Exercise:
Write out each line that follows exactly as it stands, without the pictures.
════
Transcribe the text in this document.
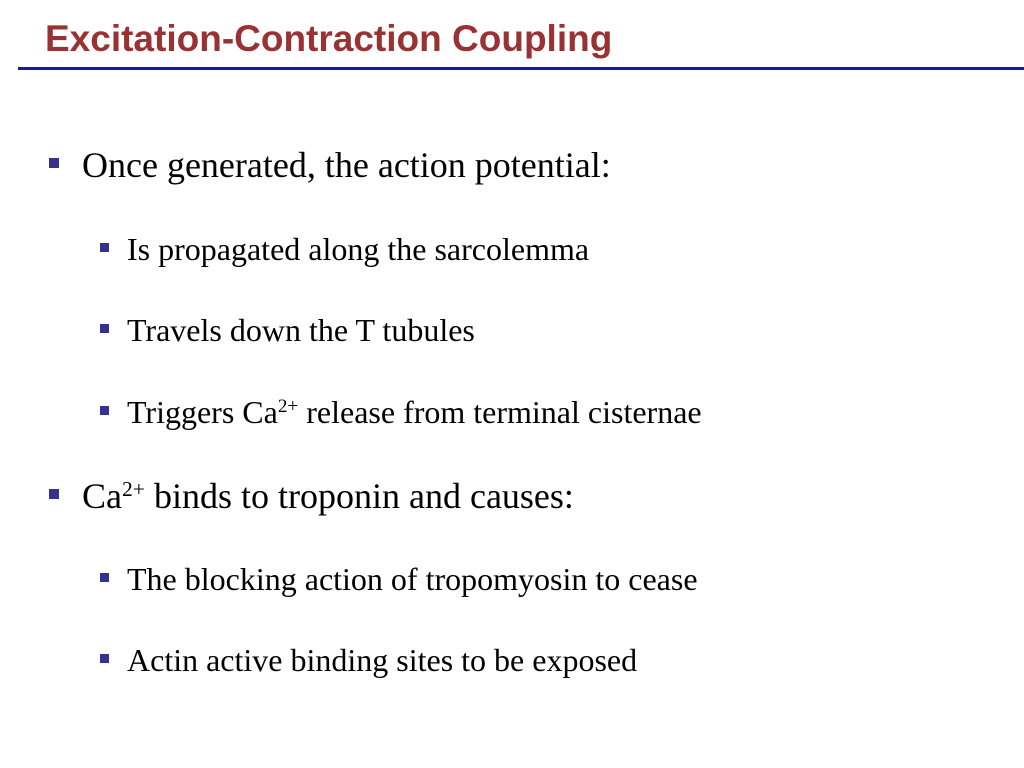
Excitation-Contraction Coupling
Once generated, the action potential:
Is propagated along the sarcolemma
Travels down the T tubules
Triggers $Ca^{2+}$ release from terminal cisternae
$Ca^{2+}$ binds to troponin and causes:
The blocking action of tropomyosin to cease
Actin active binding sites to be exposed
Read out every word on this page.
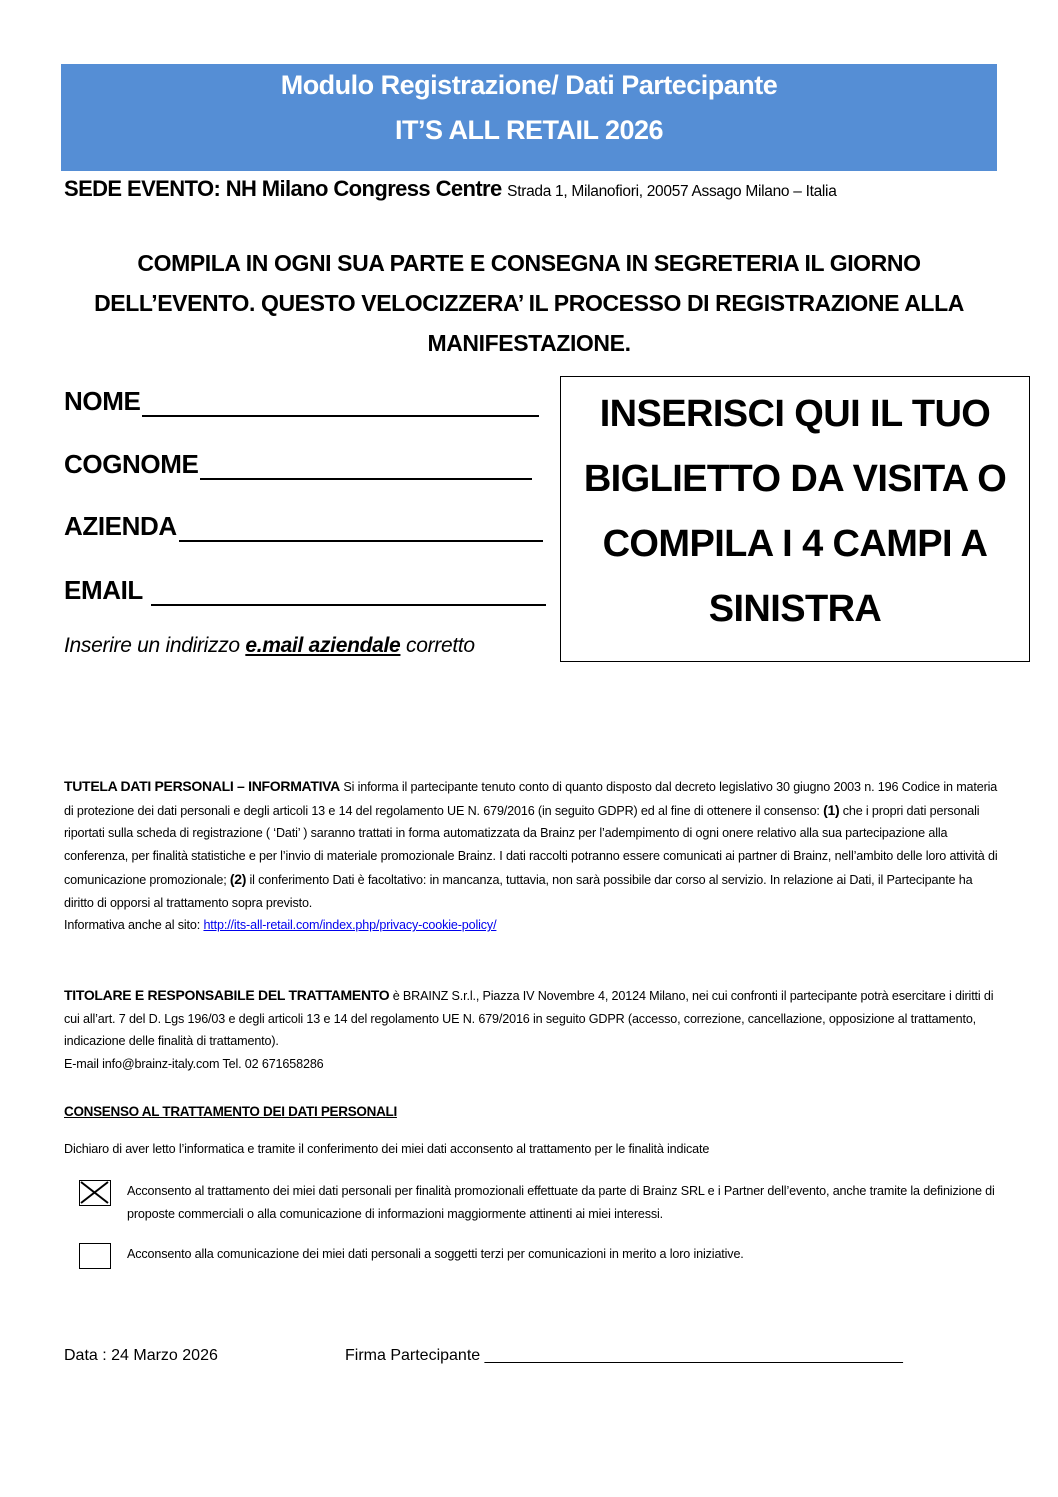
Modulo Registrazione/ Dati Partecipante
IT’S ALL RETAIL 2026
SEDE EVENTO: NH Milano Congress Centre Strada 1, Milanofiori, 20057 Assago Milano – Italia
COMPILA IN OGNI SUA PARTE E CONSEGNA IN SEGRETERIA IL GIORNO DELL’EVENTO. QUESTO VELOCIZZERA’ IL PROCESSO DI REGISTRAZIONE ALLA MANIFESTAZIONE.
NOME
COGNOME
AZIENDA
EMAIL
Inserire un indirizzo e.mail aziendale corretto
INSERISCI QUI IL TUO
BIGLIETTO DA VISITA O
COMPILA I 4 CAMPI A
SINISTRA
TUTELA DATI PERSONALI – INFORMATIVA Si informa il partecipante tenuto conto di quanto disposto dal decreto legislativo 30 giugno 2003 n. 196 Codice in materia di protezione dei dati personali e degli articoli 13 e 14 del regolamento UE N. 679/2016 (in seguito GDPR) ed al fine di ottenere il consenso: (1) che i propri dati personali riportati sulla scheda di registrazione ( ‘Dati’ ) saranno trattati in forma automatizzata da Brainz per l’adempimento di ogni onere relativo alla sua partecipazione alla conferenza, per finalità statistiche e per l’invio di materiale promozionale Brainz. I dati raccolti potranno essere comunicati ai partner di Brainz, nell’ambito delle loro attività di comunicazione promozionale; (2) il conferimento Dati è facoltativo: in mancanza, tuttavia, non sarà possibile dar corso al servizio. In relazione ai Dati, il Partecipante ha diritto di opporsi al trattamento sopra previsto.
Informativa anche al sito: http://its-all-retail.com/index.php/privacy-cookie-policy/
TITOLARE E RESPONSABILE DEL TRATTAMENTO è BRAINZ S.r.l., Piazza IV Novembre 4, 20124 Milano, nei cui confronti il partecipante potrà esercitare i diritti di cui all’art. 7 del D. Lgs 196/03 e degli articoli 13 e 14 del regolamento UE N. 679/2016 in seguito GDPR (accesso, correzione, cancellazione, opposizione al trattamento, indicazione delle finalità di trattamento).
E-mail info@brainz-italy.com Tel. 02 671658286
CONSENSO AL TRATTAMENTO DEI DATI PERSONALI
Dichiaro di aver letto l’informatica e tramite il conferimento dei miei dati acconsento al trattamento per le finalità indicate
Acconsento al trattamento dei miei dati personali per finalità promozionali effettuate da parte di Brainz SRL e i Partner dell’evento, anche tramite la definizione di proposte commerciali o alla comunicazione di informazioni maggiormente attinenti ai miei interessi.
Acconsento alla comunicazione dei miei dati personali a soggetti terzi per comunicazioni in merito a loro iniziative.
Data : 24 Marzo 2026	Firma Partecipante _______________________________________________
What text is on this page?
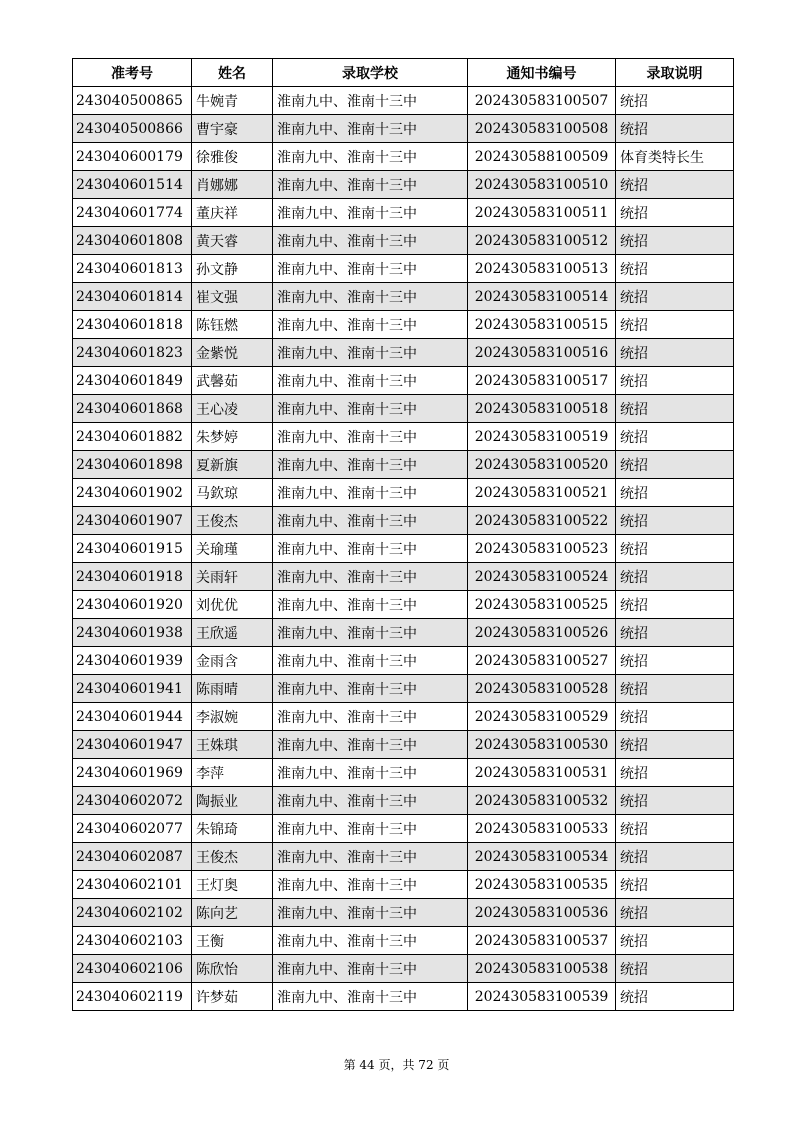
准考号	姓名	录取学校	通知书编号	录取说明
243040500865	牛婉青	淮南九中、淮南十三中	202430583100507	统招
243040500866	曹宇豪	淮南九中、淮南十三中	202430583100508	统招
243040600179	徐雅俊	淮南九中、淮南十三中	202430588100509	体育类特长生
243040601514	肖娜娜	淮南九中、淮南十三中	202430583100510	统招
243040601774	董庆祥	淮南九中、淮南十三中	202430583100511	统招
243040601808	黄天睿	淮南九中、淮南十三中	202430583100512	统招
243040601813	孙文静	淮南九中、淮南十三中	202430583100513	统招
243040601814	崔文强	淮南九中、淮南十三中	202430583100514	统招
243040601818	陈钰燃	淮南九中、淮南十三中	202430583100515	统招
243040601823	金紫悦	淮南九中、淮南十三中	202430583100516	统招
243040601849	武馨茹	淮南九中、淮南十三中	202430583100517	统招
243040601868	王心凌	淮南九中、淮南十三中	202430583100518	统招
243040601882	朱梦婷	淮南九中、淮南十三中	202430583100519	统招
243040601898	夏新旗	淮南九中、淮南十三中	202430583100520	统招
243040601902	马欽琼	淮南九中、淮南十三中	202430583100521	统招
243040601907	王俊杰	淮南九中、淮南十三中	202430583100522	统招
243040601915	关瑜瑾	淮南九中、淮南十三中	202430583100523	统招
243040601918	关雨轩	淮南九中、淮南十三中	202430583100524	统招
243040601920	刘优优	淮南九中、淮南十三中	202430583100525	统招
243040601938	王欣遥	淮南九中、淮南十三中	202430583100526	统招
243040601939	金雨含	淮南九中、淮南十三中	202430583100527	统招
243040601941	陈雨晴	淮南九中、淮南十三中	202430583100528	统招
243040601944	李淑婉	淮南九中、淮南十三中	202430583100529	统招
243040601947	王姝琪	淮南九中、淮南十三中	202430583100530	统招
243040601969	李萍	淮南九中、淮南十三中	202430583100531	统招
243040602072	陶振业	淮南九中、淮南十三中	202430583100532	统招
243040602077	朱锦琦	淮南九中、淮南十三中	202430583100533	统招
243040602087	王俊杰	淮南九中、淮南十三中	202430583100534	统招
243040602101	王灯奥	淮南九中、淮南十三中	202430583100535	统招
243040602102	陈向艺	淮南九中、淮南十三中	202430583100536	统招
243040602103	王衡	淮南九中、淮南十三中	202430583100537	统招
243040602106	陈欣怡	淮南九中、淮南十三中	202430583100538	统招
243040602119	许梦茹	淮南九中、淮南十三中	202430583100539	统招
第 44 页，共 72 页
════
Final result:
Transcribe the text in this document.
Excitation-Contraction Coupling
Once generated, the action potential:
Is propagated along the sarcolemma
Travels down the T tubules
Triggers $Ca^{2+}$ release from terminal cisternae
$Ca^{2+}$ binds to troponin and causes:
The blocking action of tropomyosin to cease
Actin active binding sites to be exposed
Read out every word on this page.
Modulo Registrazione/ Dati Partecipante
IT’S ALL RETAIL 2026
SEDE EVENTO: NH Milano Congress Centre Strada 1, Milanofiori, 20057 Assago Milano – Italia
COMPILA IN OGNI SUA PARTE E CONSEGNA IN SEGRETERIA IL GIORNO DELL’EVENTO. QUESTO VELOCIZZERA’ IL PROCESSO DI REGISTRAZIONE ALLA MANIFESTAZIONE.
NOME
COGNOME
AZIENDA
EMAIL
Inserire un indirizzo e.mail aziendale corretto
INSERISCI QUI IL TUO
BIGLIETTO DA VISITA O
COMPILA I 4 CAMPI A
SINISTRA
TUTELA DATI PERSONALI – INFORMATIVA Si informa il partecipante tenuto conto di quanto disposto dal decreto legislativo 30 giugno 2003 n. 196 Codice in materia di protezione dei dati personali e degli articoli 13 e 14 del regolamento UE N. 679/2016 (in seguito GDPR) ed al fine di ottenere il consenso: (1) che i propri dati personali riportati sulla scheda di registrazione ( ‘Dati’ ) saranno trattati in forma automatizzata da Brainz per l’adempimento di ogni onere relativo alla sua partecipazione alla conferenza, per finalità statistiche e per l’invio di materiale promozionale Brainz. I dati raccolti potranno essere comunicati ai partner di Brainz, nell’ambito delle loro attività di comunicazione promozionale; (2) il conferimento Dati è facoltativo: in mancanza, tuttavia, non sarà possibile dar corso al servizio. In relazione ai Dati, il Partecipante ha diritto di opporsi al trattamento sopra previsto.
Informativa anche al sito: http://its-all-retail.com/index.php/privacy-cookie-policy/
TITOLARE E RESPONSABILE DEL TRATTAMENTO è BRAINZ S.r.l., Piazza IV Novembre 4, 20124 Milano, nei cui confronti il partecipante potrà esercitare i diritti di cui all’art. 7 del D. Lgs 196/03 e degli articoli 13 e 14 del regolamento UE N. 679/2016 in seguito GDPR (accesso, correzione, cancellazione, opposizione al trattamento, indicazione delle finalità di trattamento).
E-mail info@brainz-italy.com Tel. 02 671658286
CONSENSO AL TRATTAMENTO DEI DATI PERSONALI
Dichiaro di aver letto l’informatica e tramite il conferimento dei miei dati acconsento al trattamento per le finalità indicate
Acconsento al trattamento dei miei dati personali per finalità promozionali effettuate da parte di Brainz SRL e i Partner dell’evento, anche tramite la definizione di proposte commerciali o alla comunicazione di informazioni maggiormente attinenti ai miei interessi.
Acconsento alla comunicazione dei miei dati personali a soggetti terzi per comunicazioni in merito a loro iniziative.
Data : 24 Marzo 2026	Firma Partecipante _______________________________________________
What text is on this page?
准考号	姓名	录取学校	通知书编号	录取说明
243040500865	牛婉青	淮南九中、淮南十三中	202430583100507	统招
243040500866	曹宇豪	淮南九中、淮南十三中	202430583100508	统招
243040600179	徐雅俊	淮南九中、淮南十三中	202430588100509	体育类特长生
243040601514	肖娜娜	淮南九中、淮南十三中	202430583100510	统招
243040601774	董庆祥	淮南九中、淮南十三中	202430583100511	统招
243040601808	黄天睿	淮南九中、淮南十三中	202430583100512	统招
243040601813	孙文静	淮南九中、淮南十三中	202430583100513	统招
243040601814	崔文强	淮南九中、淮南十三中	202430583100514	统招
243040601818	陈钰燃	淮南九中、淮南十三中	202430583100515	统招
243040601823	金紫悦	淮南九中、淮南十三中	202430583100516	统招
243040601849	武馨茹	淮南九中、淮南十三中	202430583100517	统招
243040601868	王心凌	淮南九中、淮南十三中	202430583100518	统招
243040601882	朱梦婷	淮南九中、淮南十三中	202430583100519	统招
243040601898	夏新旗	淮南九中、淮南十三中	202430583100520	统招
243040601902	马欽琼	淮南九中、淮南十三中	202430583100521	统招
243040601907	王俊杰	淮南九中、淮南十三中	202430583100522	统招
243040601915	关瑜瑾	淮南九中、淮南十三中	202430583100523	统招
243040601918	关雨轩	淮南九中、淮南十三中	202430583100524	统招
243040601920	刘优优	淮南九中、淮南十三中	202430583100525	统招
243040601938	王欣遥	淮南九中、淮南十三中	202430583100526	统招
243040601939	金雨含	淮南九中、淮南十三中	202430583100527	统招
243040601941	陈雨晴	淮南九中、淮南十三中	202430583100528	统招
243040601944	李淑婉	淮南九中、淮南十三中	202430583100529	统招
243040601947	王姝琪	淮南九中、淮南十三中	202430583100530	统招
243040601969	李萍	淮南九中、淮南十三中	202430583100531	统招
243040602072	陶振业	淮南九中、淮南十三中	202430583100532	统招
243040602077	朱锦琦	淮南九中、淮南十三中	202430583100533	统招
243040602087	王俊杰	淮南九中、淮南十三中	202430583100534	统招
243040602101	王灯奥	淮南九中、淮南十三中	202430583100535	统招
243040602102	陈向艺	淮南九中、淮南十三中	202430583100536	统招
243040602103	王衡	淮南九中、淮南十三中	202430583100537	统招
243040602106	陈欣怡	淮南九中、淮南十三中	202430583100538	统招
243040602119	许梦茹	淮南九中、淮南十三中	202430583100539	统招
第 44 页，共 72 页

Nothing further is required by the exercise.